■ **Exercise directions**
Write the data out again exactly, with no pictures.

■ **Information provided**
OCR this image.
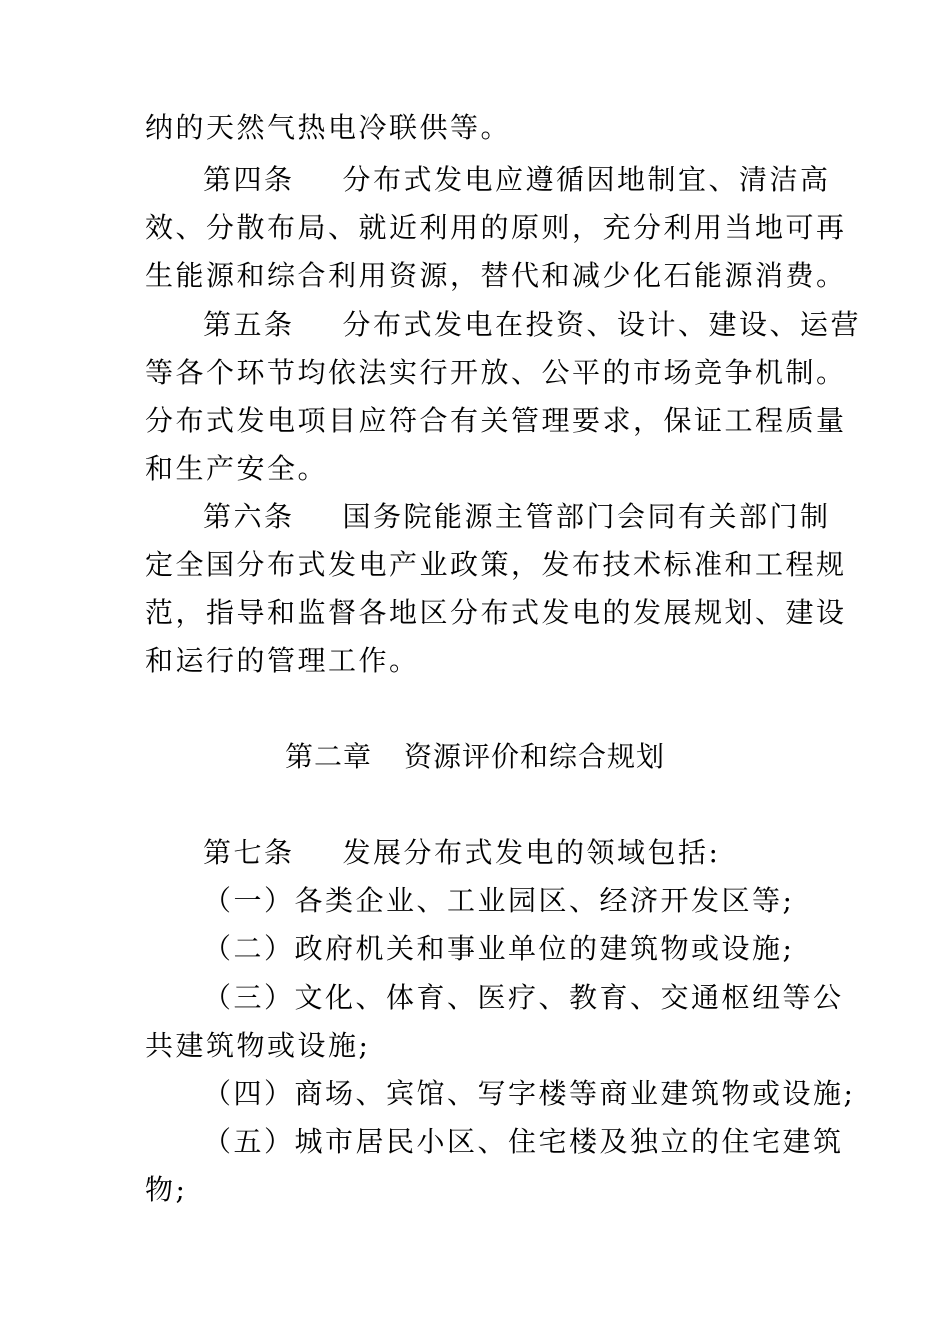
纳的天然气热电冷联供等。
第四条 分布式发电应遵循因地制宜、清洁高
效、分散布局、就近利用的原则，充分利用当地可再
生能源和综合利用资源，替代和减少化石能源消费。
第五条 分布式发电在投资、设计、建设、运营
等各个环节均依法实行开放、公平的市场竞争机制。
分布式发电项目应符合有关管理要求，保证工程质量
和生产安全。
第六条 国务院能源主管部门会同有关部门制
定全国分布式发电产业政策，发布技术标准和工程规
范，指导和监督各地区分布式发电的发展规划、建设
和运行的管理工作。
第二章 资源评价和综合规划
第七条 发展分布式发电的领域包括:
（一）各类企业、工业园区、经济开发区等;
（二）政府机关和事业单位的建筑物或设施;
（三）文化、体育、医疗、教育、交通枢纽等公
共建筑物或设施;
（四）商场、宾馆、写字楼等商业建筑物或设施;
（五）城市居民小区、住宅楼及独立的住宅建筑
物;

■ **Worked solution**
OCR this image.
纳的天然气热电冷联供等。
第四条 分布式发电应遵循因地制宜、清洁高
效、分散布局、就近利用的原则，充分利用当地可再
生能源和综合利用资源，替代和减少化石能源消费。
第五条 分布式发电在投资、设计、建设、运营
等各个环节均依法实行开放、公平的市场竞争机制。
分布式发电项目应符合有关管理要求，保证工程质量
和生产安全。
第六条 国务院能源主管部门会同有关部门制
定全国分布式发电产业政策，发布技术标准和工程规
范，指导和监督各地区分布式发电的发展规划、建设
和运行的管理工作。
第二章 资源评价和综合规划
第七条 发展分布式发电的领域包括:
（一）各类企业、工业园区、经济开发区等;
（二）政府机关和事业单位的建筑物或设施;
（三）文化、体育、医疗、教育、交通枢纽等公
共建筑物或设施;
（四）商场、宾馆、写字楼等商业建筑物或设施;
（五）城市居民小区、住宅楼及独立的住宅建筑
物;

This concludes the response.